→ **SELECTED PASSAGE**
==================================================
I do, however, really like the way the search function for Word 2016 works now, by moving into a sidebar and allowing me to see the list of results. That’s the reason I’m giving myself the challenge to use the 2016 versions for a week. If not for that, I probably would have just said forget it and stuck with 2007 anyway.

Microsoft Word and Embedded Fonts; Open Type Is a Problem

These things matter because I need embedded fonts to generate the right kind of PDF file for CreateSpace. I never noticed a problem with this before, but apparently the font I’m using is an Open Type font and Word won’t embed that font.

Now, this really surprised me when I researched the issue today, because the book I’ve been preparing is the third book in a series and is the third book to use that same font. Why I didn’t notice, or why it didn’t seem to matter, the last two times is beyond me, but this time, it came up as a problem in CreateSpace’s Interior Reviewer.

What I discovered is that Microsoft Word won’t or can’t embed Open Type fonts even if you have license permissions for those fonts to be embedded. I checked, and sure enough, I have the right permissions. Word just won’t embed Open Type fonts.

The solution was ditching the Word “save to PDF” option, and a search for a decent PDF printer that would embed those fonts for me. I installed several, including doPDF, CutePDF, and finally, PDF Creator (their website seems to be a bit broken, but this is the one that worked for me in the end). I couldn’t get any of them to print to the right sized paper for my book (5×8).

Turns out I had to create a new “form” for my printers.

That was tricky to find, since I’d never heard of this before. I found it under my control panel, printers, and when I clicked one of my printers, it was something I needed to do in the “Print server properties.” I created a new 5×8 form, with measurements of, you guessed it, 5×8 inches, and then when I “printed” my Word docx to the PDF Creator printer, it saved just fine!

A lot of work just to get some fonts embedded in a PDF file but it was worth it to know I’ve done it right.* I’m left wondering, though, how in the world did I get my last two books in this series through CreateSpace?

Also, although I ended up using PDF Creator to successfully create my PDF file, I have to wonder if the others would have worked just fine once I had created the new 5×8 form. I didn’t discover that I needed to do that until I found a FAQ on the PDFforge.org website, Word documents with custom page size are converted in default size:

By default, PDFCreator only knows the paper formats that are created when it is installed. If a custom format is defined in Word, PDFCreator does not recognize it and thus Word will use the default page size.

To create new paper formats, they have to be created under Print Management->Server settings. There you can create name and dimensions of the format. Aftwards, you can use it in Word.

And there was the tricky bit. I had no idea what “Print Management->Server settings” meant. But once I figured it all out and did it, my file came out great.

I uploaded it earlier this evening, and there weren’t any apparent issues according to CreateSpace. Yay!

*What I really need to do is learn Adobe InDesign, but for what I do, it’s just not worth it at the moment.
==================================================
(Source data)
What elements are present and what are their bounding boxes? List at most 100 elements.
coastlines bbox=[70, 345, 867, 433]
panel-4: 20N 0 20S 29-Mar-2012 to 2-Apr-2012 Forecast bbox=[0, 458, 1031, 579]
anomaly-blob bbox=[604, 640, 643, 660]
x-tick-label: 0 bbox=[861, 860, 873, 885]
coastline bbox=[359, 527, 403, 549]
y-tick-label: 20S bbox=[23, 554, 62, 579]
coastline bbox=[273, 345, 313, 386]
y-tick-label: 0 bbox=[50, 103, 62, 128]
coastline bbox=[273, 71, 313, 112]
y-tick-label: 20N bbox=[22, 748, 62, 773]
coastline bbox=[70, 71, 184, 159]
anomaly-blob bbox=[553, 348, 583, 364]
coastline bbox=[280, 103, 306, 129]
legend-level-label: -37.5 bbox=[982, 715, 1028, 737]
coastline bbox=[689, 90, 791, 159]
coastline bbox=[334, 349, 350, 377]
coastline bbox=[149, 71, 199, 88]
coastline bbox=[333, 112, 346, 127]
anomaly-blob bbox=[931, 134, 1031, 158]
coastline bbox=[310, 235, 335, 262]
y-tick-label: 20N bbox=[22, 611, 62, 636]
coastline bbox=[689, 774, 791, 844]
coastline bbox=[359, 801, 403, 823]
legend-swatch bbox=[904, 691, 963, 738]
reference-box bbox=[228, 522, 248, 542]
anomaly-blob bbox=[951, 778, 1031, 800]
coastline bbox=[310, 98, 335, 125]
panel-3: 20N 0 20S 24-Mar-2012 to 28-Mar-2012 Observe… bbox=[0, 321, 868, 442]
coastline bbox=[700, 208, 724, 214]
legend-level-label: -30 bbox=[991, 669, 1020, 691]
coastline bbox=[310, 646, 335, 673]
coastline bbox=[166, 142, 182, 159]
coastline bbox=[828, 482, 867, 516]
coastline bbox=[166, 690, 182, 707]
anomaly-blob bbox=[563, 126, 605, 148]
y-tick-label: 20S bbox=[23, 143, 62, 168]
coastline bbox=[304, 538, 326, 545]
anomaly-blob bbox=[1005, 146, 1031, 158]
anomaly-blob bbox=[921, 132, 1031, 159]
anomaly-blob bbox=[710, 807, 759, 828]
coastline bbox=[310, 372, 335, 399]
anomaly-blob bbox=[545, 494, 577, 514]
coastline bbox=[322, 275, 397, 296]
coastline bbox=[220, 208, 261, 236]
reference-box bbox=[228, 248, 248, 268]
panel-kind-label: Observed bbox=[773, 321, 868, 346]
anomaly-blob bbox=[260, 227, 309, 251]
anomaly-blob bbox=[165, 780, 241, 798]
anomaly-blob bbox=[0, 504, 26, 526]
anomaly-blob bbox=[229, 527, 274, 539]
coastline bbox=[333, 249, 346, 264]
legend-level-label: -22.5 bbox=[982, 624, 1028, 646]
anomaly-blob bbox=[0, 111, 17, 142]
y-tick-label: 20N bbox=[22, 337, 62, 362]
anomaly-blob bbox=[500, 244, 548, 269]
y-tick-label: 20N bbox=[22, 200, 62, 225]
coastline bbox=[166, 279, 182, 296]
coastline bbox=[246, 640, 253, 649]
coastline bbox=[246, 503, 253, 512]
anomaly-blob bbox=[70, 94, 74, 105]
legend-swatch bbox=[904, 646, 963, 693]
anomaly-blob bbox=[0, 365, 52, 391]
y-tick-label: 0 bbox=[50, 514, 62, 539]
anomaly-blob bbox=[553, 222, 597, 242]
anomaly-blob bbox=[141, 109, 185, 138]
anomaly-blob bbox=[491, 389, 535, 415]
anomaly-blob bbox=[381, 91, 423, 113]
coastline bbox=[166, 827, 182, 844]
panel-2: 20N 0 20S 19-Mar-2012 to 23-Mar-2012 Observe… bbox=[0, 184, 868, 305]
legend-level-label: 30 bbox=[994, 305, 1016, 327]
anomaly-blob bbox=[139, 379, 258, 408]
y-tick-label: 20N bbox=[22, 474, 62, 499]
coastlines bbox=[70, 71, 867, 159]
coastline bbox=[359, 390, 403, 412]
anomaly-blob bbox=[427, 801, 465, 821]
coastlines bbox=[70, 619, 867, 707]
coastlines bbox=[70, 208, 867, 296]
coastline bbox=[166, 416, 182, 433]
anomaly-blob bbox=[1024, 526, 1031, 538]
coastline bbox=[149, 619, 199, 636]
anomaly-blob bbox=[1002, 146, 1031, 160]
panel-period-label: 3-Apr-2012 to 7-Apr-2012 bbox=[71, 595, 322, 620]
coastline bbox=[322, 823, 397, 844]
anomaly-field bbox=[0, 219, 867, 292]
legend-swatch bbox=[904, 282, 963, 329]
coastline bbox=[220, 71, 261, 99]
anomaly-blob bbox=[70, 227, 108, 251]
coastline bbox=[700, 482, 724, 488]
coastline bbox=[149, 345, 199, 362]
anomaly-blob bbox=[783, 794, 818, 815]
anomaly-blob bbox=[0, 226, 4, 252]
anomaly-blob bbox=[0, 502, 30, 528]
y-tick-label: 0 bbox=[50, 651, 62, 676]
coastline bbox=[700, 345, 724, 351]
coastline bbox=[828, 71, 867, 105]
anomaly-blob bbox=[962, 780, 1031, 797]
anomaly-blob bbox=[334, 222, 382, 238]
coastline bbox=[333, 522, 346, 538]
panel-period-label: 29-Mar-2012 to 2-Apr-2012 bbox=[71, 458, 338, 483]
==================================================
→ **ACTIVITY**
From the text on embedding fonts in Word, quote the part from "To create new" to "according to CreateSpace. Yay!".

→ **THE COMPLETED TASK**
To create new paper formats, they have to be created under Print Management->Server settings. There you can create name and dimensions of the format. Aftwards, you can use it in Word.

And there was the tricky bit. I had no idea what “Print Management->Server settings” meant. But once I figured it all out and did it, my file came out great.

I uploaded it earlier this evening, and there weren’t any apparent issues according to CreateSpace. Yay!